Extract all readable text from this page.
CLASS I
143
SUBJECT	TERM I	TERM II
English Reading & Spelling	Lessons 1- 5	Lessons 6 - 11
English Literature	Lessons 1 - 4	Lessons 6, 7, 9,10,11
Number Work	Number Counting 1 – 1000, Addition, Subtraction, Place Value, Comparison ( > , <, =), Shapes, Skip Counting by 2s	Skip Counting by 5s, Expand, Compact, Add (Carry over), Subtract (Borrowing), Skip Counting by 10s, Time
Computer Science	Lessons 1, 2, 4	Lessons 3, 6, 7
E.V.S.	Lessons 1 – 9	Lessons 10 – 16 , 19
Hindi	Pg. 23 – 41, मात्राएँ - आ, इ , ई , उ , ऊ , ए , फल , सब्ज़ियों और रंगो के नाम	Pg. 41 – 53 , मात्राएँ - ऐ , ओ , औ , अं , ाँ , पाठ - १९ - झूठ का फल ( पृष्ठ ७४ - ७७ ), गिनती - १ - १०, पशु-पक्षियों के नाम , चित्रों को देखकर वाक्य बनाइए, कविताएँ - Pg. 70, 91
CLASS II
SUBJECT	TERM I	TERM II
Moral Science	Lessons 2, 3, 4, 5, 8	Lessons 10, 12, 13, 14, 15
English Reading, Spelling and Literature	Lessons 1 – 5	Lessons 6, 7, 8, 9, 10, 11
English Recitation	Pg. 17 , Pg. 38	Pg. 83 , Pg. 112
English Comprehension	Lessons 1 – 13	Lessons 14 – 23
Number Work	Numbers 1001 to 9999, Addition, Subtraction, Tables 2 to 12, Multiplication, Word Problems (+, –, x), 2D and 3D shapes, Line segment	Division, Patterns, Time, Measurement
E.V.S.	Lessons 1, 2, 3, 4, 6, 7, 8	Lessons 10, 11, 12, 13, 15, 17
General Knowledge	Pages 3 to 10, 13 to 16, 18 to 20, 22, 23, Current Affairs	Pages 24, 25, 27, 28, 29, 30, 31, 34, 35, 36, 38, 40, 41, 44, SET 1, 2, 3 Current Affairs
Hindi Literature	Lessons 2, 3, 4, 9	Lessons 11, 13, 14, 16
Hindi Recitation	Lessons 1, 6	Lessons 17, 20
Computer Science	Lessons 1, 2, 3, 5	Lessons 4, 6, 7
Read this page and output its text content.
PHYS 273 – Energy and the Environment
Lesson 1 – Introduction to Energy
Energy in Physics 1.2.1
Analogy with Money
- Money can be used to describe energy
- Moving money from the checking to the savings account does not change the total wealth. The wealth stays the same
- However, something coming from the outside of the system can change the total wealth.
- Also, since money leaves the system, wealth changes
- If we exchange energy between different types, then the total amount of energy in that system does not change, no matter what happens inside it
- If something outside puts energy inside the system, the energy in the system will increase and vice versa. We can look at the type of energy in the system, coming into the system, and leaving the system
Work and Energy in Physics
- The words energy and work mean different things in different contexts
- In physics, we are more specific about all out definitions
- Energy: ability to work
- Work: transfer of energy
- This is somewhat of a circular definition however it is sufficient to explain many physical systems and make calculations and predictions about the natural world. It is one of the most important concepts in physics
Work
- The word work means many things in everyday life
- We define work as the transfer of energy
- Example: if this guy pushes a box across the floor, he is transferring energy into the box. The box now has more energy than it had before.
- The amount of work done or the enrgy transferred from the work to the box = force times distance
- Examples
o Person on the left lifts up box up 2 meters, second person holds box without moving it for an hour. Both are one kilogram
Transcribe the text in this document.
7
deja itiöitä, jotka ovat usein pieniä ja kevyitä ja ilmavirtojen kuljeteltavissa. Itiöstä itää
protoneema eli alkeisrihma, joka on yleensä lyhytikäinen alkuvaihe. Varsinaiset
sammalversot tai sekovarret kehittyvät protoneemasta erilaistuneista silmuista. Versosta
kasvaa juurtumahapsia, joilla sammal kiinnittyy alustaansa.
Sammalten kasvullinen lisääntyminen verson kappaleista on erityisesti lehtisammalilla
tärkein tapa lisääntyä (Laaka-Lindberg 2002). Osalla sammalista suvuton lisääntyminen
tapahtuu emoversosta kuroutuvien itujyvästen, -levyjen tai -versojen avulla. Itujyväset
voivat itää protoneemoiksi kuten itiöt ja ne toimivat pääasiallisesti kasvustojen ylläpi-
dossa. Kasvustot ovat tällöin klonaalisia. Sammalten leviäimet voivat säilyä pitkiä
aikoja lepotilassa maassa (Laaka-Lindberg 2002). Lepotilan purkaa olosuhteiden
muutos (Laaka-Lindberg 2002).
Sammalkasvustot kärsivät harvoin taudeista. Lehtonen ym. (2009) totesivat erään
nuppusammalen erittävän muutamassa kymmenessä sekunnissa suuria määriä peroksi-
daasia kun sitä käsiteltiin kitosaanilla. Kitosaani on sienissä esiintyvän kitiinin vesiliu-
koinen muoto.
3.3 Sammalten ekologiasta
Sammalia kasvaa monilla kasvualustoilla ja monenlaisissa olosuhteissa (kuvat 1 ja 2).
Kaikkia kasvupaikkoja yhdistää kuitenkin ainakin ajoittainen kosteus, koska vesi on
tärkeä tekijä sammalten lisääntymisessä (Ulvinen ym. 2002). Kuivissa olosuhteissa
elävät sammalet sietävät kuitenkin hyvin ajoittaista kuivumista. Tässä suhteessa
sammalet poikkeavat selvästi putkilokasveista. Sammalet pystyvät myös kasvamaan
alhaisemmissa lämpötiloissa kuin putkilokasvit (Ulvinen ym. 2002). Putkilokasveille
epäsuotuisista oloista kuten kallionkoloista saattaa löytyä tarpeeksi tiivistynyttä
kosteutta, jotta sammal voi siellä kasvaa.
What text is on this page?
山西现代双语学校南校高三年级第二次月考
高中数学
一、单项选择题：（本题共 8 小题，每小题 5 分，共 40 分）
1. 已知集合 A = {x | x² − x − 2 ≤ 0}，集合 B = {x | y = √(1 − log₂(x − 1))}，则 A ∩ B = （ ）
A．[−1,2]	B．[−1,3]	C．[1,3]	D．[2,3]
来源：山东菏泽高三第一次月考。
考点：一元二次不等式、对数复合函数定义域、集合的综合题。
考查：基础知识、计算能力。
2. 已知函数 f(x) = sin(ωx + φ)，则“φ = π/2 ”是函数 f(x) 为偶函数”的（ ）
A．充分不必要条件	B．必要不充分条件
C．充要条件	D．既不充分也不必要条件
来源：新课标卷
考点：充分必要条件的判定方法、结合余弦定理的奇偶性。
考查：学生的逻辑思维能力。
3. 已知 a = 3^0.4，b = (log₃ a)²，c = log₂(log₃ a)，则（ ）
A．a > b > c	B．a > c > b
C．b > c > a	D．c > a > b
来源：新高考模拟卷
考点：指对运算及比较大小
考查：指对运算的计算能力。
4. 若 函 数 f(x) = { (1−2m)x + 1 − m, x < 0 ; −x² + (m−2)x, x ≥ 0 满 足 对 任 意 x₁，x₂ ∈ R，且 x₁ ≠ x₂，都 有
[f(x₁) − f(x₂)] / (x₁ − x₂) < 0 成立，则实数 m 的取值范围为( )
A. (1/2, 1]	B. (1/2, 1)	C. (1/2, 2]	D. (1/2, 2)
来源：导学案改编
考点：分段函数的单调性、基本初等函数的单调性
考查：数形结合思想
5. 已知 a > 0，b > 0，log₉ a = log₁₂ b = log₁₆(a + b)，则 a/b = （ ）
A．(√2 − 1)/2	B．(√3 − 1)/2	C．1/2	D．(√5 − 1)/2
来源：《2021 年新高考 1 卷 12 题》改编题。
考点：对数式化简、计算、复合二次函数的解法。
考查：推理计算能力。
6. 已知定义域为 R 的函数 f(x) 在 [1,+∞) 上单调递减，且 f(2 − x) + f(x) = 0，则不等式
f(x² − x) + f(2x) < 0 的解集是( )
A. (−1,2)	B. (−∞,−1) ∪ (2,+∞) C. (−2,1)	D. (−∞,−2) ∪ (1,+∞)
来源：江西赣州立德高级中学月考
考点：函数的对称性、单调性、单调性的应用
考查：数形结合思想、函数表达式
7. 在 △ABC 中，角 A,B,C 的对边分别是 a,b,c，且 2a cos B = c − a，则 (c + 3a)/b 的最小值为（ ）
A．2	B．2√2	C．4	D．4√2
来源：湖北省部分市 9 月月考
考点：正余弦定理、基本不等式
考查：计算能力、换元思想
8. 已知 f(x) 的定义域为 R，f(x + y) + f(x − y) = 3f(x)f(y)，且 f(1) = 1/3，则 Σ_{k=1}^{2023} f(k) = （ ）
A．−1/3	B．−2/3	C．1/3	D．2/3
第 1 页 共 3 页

## What this task involves:
Gather each line from the entries above that includes the word "into".

## Solution to the exercise:
- If something outside puts energy inside the system, the energy in the system will increase and vice versa. We can look at the type of energy in the system, coming into the system, and leaving the system
- Example: if this guy pushes a box across the floor, he is transferring energy into the box. The box now has more energy than it had before.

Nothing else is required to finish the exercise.